→ **Your instructions**: Leaving out every picture, quote the data below exactly as it appears.

→ **Dataset entries**:
◇ ◇ ◇ ◇ ◇

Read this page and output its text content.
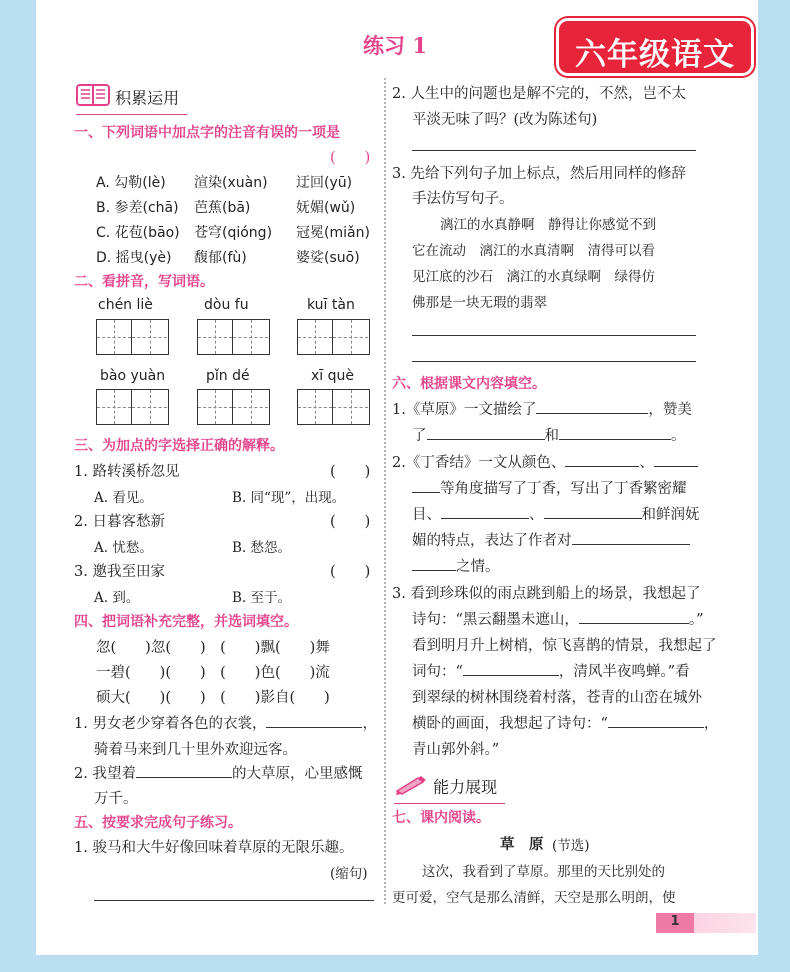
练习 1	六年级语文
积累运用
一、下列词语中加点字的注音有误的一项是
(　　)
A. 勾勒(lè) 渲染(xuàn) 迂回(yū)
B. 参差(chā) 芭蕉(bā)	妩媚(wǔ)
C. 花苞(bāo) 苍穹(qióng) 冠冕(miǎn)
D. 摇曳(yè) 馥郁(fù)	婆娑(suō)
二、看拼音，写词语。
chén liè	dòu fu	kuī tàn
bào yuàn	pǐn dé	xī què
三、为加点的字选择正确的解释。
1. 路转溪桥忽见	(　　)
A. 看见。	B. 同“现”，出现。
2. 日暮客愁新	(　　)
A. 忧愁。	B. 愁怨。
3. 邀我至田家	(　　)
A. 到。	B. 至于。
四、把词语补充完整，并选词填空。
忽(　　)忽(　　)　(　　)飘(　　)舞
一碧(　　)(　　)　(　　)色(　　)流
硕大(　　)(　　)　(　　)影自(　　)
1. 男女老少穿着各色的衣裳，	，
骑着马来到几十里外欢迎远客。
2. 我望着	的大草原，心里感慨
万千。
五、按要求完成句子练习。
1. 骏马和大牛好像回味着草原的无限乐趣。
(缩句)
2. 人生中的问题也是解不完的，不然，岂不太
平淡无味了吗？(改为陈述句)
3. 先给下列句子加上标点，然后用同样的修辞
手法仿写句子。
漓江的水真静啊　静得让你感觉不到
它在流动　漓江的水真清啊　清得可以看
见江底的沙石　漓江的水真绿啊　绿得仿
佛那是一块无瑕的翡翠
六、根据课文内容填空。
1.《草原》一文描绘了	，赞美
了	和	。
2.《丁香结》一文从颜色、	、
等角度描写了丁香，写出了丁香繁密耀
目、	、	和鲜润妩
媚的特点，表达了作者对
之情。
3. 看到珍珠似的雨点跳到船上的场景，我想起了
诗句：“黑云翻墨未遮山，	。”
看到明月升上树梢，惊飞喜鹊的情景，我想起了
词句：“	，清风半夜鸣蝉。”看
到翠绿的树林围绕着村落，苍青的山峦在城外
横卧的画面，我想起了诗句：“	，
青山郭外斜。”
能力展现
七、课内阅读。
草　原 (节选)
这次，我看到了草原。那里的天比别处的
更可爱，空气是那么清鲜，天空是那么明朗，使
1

◇ ◇ ◇ ◇ ◇

→ **Result for this exercise**:
Read this page and output its text content.
练习 1	六年级语文
积累运用
一、下列词语中加点字的注音有误的一项是
(　　)
A. 勾勒(lè) 渲染(xuàn) 迂回(yū)
B. 参差(chā) 芭蕉(bā)	妩媚(wǔ)
C. 花苞(bāo) 苍穹(qióng) 冠冕(miǎn)
D. 摇曳(yè) 馥郁(fù)	婆娑(suō)
二、看拼音，写词语。
chén liè	dòu fu	kuī tàn
bào yuàn	pǐn dé	xī què
三、为加点的字选择正确的解释。
1. 路转溪桥忽见	(　　)
A. 看见。	B. 同“现”，出现。
2. 日暮客愁新	(　　)
A. 忧愁。	B. 愁怨。
3. 邀我至田家	(　　)
A. 到。	B. 至于。
四、把词语补充完整，并选词填空。
忽(　　)忽(　　)　(　　)飘(　　)舞
一碧(　　)(　　)　(　　)色(　　)流
硕大(　　)(　　)　(　　)影自(　　)
1. 男女老少穿着各色的衣裳，	，
骑着马来到几十里外欢迎远客。
2. 我望着	的大草原，心里感慨
万千。
五、按要求完成句子练习。
1. 骏马和大牛好像回味着草原的无限乐趣。
(缩句)
2. 人生中的问题也是解不完的，不然，岂不太
平淡无味了吗？(改为陈述句)
3. 先给下列句子加上标点，然后用同样的修辞
手法仿写句子。
漓江的水真静啊　静得让你感觉不到
它在流动　漓江的水真清啊　清得可以看
见江底的沙石　漓江的水真绿啊　绿得仿
佛那是一块无瑕的翡翠
六、根据课文内容填空。
1.《草原》一文描绘了	，赞美
了	和	。
2.《丁香结》一文从颜色、	、
等角度描写了丁香，写出了丁香繁密耀
目、	、	和鲜润妩
媚的特点，表达了作者对
之情。
3. 看到珍珠似的雨点跳到船上的场景，我想起了
诗句：“黑云翻墨未遮山，	。”
看到明月升上树梢，惊飞喜鹊的情景，我想起了
词句：“	，清风半夜鸣蝉。”看
到翠绿的树林围绕着村落，苍青的山峦在城外
横卧的画面，我想起了诗句：“	，
青山郭外斜。”
能力展现
七、课内阅读。
草　原 (节选)
这次，我看到了草原。那里的天比别处的
更可爱，空气是那么清鲜，天空是那么明朗，使
1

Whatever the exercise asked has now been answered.